__Aim__.
Scan the data. Collect each line that contains the word "text".

-- Start of Supplied records --

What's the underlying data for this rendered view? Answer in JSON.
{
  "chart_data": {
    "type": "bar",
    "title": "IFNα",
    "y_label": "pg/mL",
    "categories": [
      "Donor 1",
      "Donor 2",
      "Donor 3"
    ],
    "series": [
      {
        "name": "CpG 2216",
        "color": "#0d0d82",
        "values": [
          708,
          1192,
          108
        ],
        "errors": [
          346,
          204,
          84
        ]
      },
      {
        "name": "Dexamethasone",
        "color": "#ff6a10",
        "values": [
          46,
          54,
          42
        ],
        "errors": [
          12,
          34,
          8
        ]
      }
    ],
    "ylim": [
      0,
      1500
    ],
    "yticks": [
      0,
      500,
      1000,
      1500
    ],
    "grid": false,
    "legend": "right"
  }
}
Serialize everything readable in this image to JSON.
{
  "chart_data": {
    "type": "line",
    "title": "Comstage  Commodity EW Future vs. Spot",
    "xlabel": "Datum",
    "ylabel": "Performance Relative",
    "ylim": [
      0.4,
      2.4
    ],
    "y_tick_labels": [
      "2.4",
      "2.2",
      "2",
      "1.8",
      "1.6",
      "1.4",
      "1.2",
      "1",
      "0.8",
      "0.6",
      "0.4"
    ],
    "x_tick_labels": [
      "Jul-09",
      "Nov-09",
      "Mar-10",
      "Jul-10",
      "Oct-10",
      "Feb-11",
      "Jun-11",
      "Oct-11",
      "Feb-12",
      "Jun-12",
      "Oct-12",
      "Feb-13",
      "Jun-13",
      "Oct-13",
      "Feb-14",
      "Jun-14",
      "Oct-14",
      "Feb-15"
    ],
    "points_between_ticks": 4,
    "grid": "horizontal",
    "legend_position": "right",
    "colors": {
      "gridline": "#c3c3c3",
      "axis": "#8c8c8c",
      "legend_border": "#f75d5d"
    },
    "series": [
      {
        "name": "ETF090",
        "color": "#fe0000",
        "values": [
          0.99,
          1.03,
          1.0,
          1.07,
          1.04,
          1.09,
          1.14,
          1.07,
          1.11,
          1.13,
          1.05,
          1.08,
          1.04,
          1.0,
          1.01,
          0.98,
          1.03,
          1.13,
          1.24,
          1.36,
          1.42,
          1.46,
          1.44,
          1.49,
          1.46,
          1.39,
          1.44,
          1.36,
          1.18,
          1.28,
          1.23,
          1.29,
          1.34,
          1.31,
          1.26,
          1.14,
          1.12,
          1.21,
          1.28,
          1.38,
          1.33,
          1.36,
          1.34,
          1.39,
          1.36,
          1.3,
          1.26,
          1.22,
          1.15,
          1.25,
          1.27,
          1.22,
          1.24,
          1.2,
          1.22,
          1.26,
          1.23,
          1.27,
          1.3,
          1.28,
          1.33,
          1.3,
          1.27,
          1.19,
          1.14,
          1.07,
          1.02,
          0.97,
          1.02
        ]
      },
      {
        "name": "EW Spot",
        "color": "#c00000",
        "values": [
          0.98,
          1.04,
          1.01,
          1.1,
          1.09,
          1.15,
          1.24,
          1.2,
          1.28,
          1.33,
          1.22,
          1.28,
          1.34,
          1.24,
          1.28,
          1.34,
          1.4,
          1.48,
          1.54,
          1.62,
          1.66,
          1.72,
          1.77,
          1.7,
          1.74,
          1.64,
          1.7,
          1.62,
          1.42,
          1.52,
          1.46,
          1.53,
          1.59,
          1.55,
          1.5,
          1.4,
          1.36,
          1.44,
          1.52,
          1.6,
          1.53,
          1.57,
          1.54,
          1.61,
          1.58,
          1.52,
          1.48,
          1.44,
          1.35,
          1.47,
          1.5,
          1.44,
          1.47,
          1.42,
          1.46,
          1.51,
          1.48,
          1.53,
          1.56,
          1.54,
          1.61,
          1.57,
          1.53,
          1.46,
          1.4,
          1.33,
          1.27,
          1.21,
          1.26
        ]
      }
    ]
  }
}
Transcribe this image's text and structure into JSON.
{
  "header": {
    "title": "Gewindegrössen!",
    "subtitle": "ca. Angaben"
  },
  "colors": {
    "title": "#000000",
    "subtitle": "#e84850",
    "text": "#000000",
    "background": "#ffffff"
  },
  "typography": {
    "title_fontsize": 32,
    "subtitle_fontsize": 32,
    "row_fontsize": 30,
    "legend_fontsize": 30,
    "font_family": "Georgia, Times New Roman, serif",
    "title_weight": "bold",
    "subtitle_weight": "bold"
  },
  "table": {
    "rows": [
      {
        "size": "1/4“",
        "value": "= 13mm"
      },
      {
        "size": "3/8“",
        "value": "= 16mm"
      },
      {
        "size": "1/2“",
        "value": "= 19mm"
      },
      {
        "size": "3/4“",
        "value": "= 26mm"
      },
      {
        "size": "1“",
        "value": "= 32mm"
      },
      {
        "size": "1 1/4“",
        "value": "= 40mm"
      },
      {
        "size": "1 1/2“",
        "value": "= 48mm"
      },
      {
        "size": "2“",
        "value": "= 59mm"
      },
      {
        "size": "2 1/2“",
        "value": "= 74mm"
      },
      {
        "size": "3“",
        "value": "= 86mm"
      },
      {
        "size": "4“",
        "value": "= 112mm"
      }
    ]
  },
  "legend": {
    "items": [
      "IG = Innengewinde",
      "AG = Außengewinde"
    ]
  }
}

-- End of Supplied records --

__Correct response__.
Transcribe this image's text and structure into JSON.
    "text": "#000000",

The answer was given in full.